> **To be done**: Return the listing word for word, as given.

Given data start

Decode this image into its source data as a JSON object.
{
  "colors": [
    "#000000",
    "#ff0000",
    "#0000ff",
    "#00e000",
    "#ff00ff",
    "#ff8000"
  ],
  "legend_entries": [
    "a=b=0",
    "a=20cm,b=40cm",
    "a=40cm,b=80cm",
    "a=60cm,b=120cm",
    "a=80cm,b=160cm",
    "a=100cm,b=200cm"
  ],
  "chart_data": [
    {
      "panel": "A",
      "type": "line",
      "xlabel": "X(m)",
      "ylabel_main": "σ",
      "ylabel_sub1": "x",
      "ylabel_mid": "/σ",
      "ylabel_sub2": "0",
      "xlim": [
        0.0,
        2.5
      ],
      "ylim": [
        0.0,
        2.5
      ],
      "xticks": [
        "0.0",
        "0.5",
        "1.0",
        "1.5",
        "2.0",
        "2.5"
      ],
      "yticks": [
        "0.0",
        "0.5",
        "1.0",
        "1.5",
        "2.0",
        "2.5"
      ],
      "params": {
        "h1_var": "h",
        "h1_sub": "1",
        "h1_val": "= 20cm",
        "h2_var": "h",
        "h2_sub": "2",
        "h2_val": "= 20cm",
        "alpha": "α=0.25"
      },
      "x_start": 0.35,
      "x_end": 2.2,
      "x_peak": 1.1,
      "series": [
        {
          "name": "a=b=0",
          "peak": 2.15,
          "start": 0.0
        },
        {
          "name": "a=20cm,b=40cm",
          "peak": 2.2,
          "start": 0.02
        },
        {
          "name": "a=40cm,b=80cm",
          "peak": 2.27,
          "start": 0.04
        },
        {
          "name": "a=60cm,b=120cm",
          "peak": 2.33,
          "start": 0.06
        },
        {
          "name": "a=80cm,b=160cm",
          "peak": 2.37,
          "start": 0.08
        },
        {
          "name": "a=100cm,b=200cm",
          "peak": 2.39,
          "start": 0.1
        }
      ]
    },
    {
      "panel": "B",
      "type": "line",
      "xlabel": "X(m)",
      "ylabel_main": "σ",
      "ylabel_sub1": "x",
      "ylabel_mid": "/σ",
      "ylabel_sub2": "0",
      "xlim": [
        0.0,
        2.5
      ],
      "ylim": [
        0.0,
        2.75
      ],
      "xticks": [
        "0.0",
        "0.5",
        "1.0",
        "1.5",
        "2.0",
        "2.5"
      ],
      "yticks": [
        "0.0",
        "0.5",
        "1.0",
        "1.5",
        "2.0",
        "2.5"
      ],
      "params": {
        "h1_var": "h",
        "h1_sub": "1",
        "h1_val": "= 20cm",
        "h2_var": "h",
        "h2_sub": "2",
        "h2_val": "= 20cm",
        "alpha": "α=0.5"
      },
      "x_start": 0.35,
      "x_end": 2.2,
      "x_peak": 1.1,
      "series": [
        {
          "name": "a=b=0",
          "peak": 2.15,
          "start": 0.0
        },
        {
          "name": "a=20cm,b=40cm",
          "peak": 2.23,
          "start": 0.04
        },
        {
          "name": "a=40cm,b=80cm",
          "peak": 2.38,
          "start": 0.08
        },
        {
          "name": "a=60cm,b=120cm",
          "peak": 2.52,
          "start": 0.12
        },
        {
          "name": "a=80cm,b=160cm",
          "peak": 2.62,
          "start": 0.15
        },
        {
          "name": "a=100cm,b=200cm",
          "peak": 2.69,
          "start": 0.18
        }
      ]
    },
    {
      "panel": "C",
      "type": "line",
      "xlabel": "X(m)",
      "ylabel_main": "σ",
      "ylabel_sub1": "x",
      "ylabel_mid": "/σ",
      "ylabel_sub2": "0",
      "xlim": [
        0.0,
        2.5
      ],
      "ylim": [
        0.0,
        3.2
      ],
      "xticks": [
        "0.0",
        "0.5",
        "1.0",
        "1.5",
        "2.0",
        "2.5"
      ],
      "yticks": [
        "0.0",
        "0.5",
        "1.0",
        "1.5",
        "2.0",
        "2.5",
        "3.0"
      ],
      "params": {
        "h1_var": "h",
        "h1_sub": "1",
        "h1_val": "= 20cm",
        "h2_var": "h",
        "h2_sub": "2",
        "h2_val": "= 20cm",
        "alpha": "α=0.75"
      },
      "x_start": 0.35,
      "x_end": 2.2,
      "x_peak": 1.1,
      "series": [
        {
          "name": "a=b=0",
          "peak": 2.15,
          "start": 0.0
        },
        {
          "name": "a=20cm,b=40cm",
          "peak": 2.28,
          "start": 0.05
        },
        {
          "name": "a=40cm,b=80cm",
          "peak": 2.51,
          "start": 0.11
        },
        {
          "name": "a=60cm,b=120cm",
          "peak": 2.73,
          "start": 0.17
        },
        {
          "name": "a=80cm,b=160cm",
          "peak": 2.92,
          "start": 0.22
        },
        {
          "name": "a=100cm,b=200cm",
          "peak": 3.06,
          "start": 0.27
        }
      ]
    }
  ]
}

Given data end

> **Solution to this exercise**:
Decode this image into its source data as a JSON object.
{
  "colors": [
    "#000000",
    "#ff0000",
    "#0000ff",
    "#00e000",
    "#ff00ff",
    "#ff8000"
  ],
  "legend_entries": [
    "a=b=0",
    "a=20cm,b=40cm",
    "a=40cm,b=80cm",
    "a=60cm,b=120cm",
    "a=80cm,b=160cm",
    "a=100cm,b=200cm"
  ],
  "chart_data": [
    {
      "panel": "A",
      "type": "line",
      "xlabel": "X(m)",
      "ylabel_main": "σ",
      "ylabel_sub1": "x",
      "ylabel_mid": "/σ",
      "ylabel_sub2": "0",
      "xlim": [
        0.0,
        2.5
      ],
      "ylim": [
        0.0,
        2.5
      ],
      "xticks": [
        "0.0",
        "0.5",
        "1.0",
        "1.5",
        "2.0",
        "2.5"
      ],
      "yticks": [
        "0.0",
        "0.5",
        "1.0",
        "1.5",
        "2.0",
        "2.5"
      ],
      "params": {
        "h1_var": "h",
        "h1_sub": "1",
        "h1_val": "= 20cm",
        "h2_var": "h",
        "h2_sub": "2",
        "h2_val": "= 20cm",
        "alpha": "α=0.25"
      },
      "x_start": 0.35,
      "x_end": 2.2,
      "x_peak": 1.1,
      "series": [
        {
          "name": "a=b=0",
          "peak": 2.15,
          "start": 0.0
        },
        {
          "name": "a=20cm,b=40cm",
          "peak": 2.2,
          "start": 0.02
        },
        {
          "name": "a=40cm,b=80cm",
          "peak": 2.27,
          "start": 0.04
        },
        {
          "name": "a=60cm,b=120cm",
          "peak": 2.33,
          "start": 0.06
        },
        {
          "name": "a=80cm,b=160cm",
          "peak": 2.37,
          "start": 0.08
        },
        {
          "name": "a=100cm,b=200cm",
          "peak": 2.39,
          "start": 0.1
        }
      ]
    },
    {
      "panel": "B",
      "type": "line",
      "xlabel": "X(m)",
      "ylabel_main": "σ",
      "ylabel_sub1": "x",
      "ylabel_mid": "/σ",
      "ylabel_sub2": "0",
      "xlim": [
        0.0,
        2.5
      ],
      "ylim": [
        0.0,
        2.75
      ],
      "xticks": [
        "0.0",
        "0.5",
        "1.0",
        "1.5",
        "2.0",
        "2.5"
      ],
      "yticks": [
        "0.0",
        "0.5",
        "1.0",
        "1.5",
        "2.0",
        "2.5"
      ],
      "params": {
        "h1_var": "h",
        "h1_sub": "1",
        "h1_val": "= 20cm",
        "h2_var": "h",
        "h2_sub": "2",
        "h2_val": "= 20cm",
        "alpha": "α=0.5"
      },
      "x_start": 0.35,
      "x_end": 2.2,
      "x_peak": 1.1,
      "series": [
        {
          "name": "a=b=0",
          "peak": 2.15,
          "start": 0.0
        },
        {
          "name": "a=20cm,b=40cm",
          "peak": 2.23,
          "start": 0.04
        },
        {
          "name": "a=40cm,b=80cm",
          "peak": 2.38,
          "start": 0.08
        },
        {
          "name": "a=60cm,b=120cm",
          "peak": 2.52,
          "start": 0.12
        },
        {
          "name": "a=80cm,b=160cm",
          "peak": 2.62,
          "start": 0.15
        },
        {
          "name": "a=100cm,b=200cm",
          "peak": 2.69,
          "start": 0.18
        }
      ]
    },
    {
      "panel": "C",
      "type": "line",
      "xlabel": "X(m)",
      "ylabel_main": "σ",
      "ylabel_sub1": "x",
      "ylabel_mid": "/σ",
      "ylabel_sub2": "0",
      "xlim": [
        0.0,
        2.5
      ],
      "ylim": [
        0.0,
        3.2
      ],
      "xticks": [
        "0.0",
        "0.5",
        "1.0",
        "1.5",
        "2.0",
        "2.5"
      ],
      "yticks": [
        "0.0",
        "0.5",
        "1.0",
        "1.5",
        "2.0",
        "2.5",
        "3.0"
      ],
      "params": {
        "h1_var": "h",
        "h1_sub": "1",
        "h1_val": "= 20cm",
        "h2_var": "h",
        "h2_sub": "2",
        "h2_val": "= 20cm",
        "alpha": "α=0.75"
      },
      "x_start": 0.35,
      "x_end": 2.2,
      "x_peak": 1.1,
      "series": [
        {
          "name": "a=b=0",
          "peak": 2.15,
          "start": 0.0
        },
        {
          "name": "a=20cm,b=40cm",
          "peak": 2.28,
          "start": 0.05
        },
        {
          "name": "a=40cm,b=80cm",
          "peak": 2.51,
          "start": 0.11
        },
        {
          "name": "a=60cm,b=120cm",
          "peak": 2.73,
          "start": 0.17
        },
        {
          "name": "a=80cm,b=160cm",
          "peak": 2.92,
          "start": 0.22
        },
        {
          "name": "a=100cm,b=200cm",
          "peak": 3.06,
          "start": 0.27
        }
      ]
    }
  ]
}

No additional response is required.